Stored entries
= = = = = = =

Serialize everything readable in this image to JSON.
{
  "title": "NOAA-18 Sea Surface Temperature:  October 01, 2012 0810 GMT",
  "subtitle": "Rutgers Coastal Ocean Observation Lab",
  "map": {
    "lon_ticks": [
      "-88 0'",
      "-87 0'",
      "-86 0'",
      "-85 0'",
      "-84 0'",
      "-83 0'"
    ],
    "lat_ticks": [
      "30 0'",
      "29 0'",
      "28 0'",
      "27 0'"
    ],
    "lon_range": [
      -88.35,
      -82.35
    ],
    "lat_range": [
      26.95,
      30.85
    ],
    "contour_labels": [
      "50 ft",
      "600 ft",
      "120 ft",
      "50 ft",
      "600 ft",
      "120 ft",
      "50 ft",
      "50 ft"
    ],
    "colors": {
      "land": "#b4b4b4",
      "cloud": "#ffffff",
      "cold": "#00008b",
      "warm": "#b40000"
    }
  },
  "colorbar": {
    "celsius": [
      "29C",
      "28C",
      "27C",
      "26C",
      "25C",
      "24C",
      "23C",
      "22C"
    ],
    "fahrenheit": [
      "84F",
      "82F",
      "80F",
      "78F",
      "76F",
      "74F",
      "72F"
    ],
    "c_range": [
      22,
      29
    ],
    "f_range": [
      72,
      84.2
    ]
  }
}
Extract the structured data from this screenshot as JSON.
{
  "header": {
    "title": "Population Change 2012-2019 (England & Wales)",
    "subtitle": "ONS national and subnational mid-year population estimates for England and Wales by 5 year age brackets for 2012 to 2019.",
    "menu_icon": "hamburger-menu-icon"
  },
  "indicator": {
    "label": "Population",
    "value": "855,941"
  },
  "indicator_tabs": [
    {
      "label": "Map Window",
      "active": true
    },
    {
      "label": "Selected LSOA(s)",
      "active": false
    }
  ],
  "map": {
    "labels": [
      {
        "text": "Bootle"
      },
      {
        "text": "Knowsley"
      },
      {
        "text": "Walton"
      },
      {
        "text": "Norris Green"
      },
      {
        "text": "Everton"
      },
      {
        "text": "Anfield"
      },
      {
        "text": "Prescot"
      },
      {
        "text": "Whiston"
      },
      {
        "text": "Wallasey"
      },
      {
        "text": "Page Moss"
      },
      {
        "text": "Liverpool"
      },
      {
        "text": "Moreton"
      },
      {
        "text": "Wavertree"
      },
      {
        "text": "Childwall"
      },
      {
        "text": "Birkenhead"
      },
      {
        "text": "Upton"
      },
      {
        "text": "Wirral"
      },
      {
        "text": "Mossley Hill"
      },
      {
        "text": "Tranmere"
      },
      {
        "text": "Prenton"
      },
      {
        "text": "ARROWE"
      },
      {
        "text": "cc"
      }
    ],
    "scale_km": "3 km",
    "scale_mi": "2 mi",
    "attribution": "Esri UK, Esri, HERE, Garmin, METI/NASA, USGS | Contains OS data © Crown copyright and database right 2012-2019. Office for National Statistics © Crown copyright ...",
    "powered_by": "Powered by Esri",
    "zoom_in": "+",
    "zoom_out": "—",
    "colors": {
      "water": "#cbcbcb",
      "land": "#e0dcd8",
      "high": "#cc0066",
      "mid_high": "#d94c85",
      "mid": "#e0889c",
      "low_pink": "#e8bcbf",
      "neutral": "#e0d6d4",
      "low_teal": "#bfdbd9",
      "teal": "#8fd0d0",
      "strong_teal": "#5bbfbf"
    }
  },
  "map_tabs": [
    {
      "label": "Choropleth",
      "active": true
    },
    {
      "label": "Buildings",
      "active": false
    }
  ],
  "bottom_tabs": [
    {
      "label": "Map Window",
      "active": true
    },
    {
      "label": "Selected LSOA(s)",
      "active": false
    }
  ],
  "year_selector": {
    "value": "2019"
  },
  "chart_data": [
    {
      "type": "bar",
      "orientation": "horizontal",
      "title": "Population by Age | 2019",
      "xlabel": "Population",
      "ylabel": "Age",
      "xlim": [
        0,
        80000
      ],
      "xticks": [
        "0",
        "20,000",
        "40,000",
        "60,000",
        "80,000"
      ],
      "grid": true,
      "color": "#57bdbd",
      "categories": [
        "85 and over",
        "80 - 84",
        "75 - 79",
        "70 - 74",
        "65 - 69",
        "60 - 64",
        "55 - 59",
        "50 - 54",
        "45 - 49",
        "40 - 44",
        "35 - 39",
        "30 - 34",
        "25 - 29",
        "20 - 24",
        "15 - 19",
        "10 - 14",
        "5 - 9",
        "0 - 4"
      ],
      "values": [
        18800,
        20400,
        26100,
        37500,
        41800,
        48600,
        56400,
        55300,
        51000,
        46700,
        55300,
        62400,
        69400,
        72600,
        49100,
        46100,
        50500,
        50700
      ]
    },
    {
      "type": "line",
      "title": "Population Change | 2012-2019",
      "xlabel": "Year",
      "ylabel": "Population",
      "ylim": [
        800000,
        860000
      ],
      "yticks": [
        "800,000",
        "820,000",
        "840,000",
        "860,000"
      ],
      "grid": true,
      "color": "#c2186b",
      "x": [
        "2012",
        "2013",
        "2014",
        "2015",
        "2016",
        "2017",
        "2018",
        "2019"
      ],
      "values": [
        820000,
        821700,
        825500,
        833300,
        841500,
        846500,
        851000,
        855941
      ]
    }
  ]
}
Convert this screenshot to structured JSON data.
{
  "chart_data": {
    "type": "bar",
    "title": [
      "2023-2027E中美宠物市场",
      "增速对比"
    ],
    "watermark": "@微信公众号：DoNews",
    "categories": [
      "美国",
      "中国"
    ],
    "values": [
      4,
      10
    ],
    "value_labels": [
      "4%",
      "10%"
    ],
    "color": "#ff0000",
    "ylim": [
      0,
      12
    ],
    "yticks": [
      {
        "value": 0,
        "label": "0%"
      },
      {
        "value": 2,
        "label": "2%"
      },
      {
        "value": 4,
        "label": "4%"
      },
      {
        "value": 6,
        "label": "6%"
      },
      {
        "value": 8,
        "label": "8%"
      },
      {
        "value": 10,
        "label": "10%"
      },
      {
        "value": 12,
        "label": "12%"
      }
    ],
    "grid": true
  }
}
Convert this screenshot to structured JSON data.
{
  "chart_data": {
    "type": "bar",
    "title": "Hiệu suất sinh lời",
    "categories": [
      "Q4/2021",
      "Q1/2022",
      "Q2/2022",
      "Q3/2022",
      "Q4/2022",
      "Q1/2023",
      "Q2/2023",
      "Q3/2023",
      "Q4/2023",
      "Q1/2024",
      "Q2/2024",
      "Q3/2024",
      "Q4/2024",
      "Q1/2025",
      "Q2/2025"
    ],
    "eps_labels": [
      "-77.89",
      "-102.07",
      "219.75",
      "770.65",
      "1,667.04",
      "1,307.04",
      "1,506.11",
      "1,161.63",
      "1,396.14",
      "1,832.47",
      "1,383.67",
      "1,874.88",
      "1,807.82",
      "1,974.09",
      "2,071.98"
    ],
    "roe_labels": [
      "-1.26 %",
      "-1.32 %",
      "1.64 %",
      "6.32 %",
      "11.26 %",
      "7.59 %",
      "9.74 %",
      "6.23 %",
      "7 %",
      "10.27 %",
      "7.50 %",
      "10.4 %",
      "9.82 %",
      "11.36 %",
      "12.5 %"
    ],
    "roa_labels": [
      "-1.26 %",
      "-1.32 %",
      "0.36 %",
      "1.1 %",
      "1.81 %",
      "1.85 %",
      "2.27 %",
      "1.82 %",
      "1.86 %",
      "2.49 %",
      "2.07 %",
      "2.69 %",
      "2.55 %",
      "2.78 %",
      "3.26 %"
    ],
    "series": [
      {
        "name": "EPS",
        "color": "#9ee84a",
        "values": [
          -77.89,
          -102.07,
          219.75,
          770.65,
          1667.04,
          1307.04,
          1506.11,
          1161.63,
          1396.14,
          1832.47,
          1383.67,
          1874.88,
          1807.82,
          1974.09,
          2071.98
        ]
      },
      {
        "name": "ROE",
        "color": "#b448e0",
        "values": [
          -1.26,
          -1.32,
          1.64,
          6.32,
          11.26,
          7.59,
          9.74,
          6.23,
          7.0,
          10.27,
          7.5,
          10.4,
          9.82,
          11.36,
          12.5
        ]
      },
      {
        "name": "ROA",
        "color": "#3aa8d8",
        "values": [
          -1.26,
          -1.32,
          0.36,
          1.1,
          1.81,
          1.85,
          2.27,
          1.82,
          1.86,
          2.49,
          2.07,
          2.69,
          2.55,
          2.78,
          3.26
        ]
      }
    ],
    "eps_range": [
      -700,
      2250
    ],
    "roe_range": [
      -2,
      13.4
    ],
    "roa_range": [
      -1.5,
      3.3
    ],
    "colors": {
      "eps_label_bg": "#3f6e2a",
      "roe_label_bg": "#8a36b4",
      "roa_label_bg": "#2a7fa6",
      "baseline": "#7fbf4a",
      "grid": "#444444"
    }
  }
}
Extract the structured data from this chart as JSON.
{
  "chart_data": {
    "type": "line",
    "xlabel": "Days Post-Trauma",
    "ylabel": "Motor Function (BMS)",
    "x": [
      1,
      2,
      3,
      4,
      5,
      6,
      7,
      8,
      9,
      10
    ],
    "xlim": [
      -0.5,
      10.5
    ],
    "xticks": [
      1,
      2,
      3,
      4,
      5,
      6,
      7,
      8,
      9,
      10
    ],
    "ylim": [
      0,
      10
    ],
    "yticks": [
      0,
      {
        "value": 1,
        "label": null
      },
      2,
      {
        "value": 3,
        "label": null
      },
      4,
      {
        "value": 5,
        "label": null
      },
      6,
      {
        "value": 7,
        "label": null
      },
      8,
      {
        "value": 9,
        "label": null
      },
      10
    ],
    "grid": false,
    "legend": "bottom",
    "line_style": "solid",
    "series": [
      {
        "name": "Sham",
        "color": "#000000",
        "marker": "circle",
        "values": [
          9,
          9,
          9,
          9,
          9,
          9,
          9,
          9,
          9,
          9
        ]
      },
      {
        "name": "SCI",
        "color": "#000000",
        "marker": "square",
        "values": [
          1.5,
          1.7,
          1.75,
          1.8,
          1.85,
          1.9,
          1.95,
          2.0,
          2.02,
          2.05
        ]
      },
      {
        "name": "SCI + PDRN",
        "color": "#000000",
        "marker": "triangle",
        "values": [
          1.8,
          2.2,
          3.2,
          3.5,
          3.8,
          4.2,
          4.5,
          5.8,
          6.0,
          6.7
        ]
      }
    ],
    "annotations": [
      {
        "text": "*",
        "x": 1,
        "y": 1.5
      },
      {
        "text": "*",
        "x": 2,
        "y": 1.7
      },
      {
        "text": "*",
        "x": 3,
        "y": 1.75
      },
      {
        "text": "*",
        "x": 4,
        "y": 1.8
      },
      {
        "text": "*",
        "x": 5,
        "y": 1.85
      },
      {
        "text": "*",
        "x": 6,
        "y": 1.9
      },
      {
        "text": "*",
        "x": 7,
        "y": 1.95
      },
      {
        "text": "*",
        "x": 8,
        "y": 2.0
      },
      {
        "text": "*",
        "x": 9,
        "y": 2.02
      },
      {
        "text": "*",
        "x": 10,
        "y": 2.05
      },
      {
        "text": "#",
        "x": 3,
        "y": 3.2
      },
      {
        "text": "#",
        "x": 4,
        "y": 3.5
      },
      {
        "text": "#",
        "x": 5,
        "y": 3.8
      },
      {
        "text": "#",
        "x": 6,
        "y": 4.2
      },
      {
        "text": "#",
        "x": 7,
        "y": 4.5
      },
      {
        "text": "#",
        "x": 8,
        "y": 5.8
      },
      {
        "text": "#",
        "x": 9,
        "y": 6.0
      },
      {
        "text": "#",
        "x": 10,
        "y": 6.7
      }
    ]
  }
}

= = = = = = =

- _JOB_
Pull every line holding "Wales" out of the records.

- _ANSWER TO THE EXERCISE_
    "title": "Population Change 2012-2019 (England & Wales)",
    "subtitle": "ONS national and subnational mid-year population estimates for England and Wales by 5 year age brackets for 2012 to 2019.",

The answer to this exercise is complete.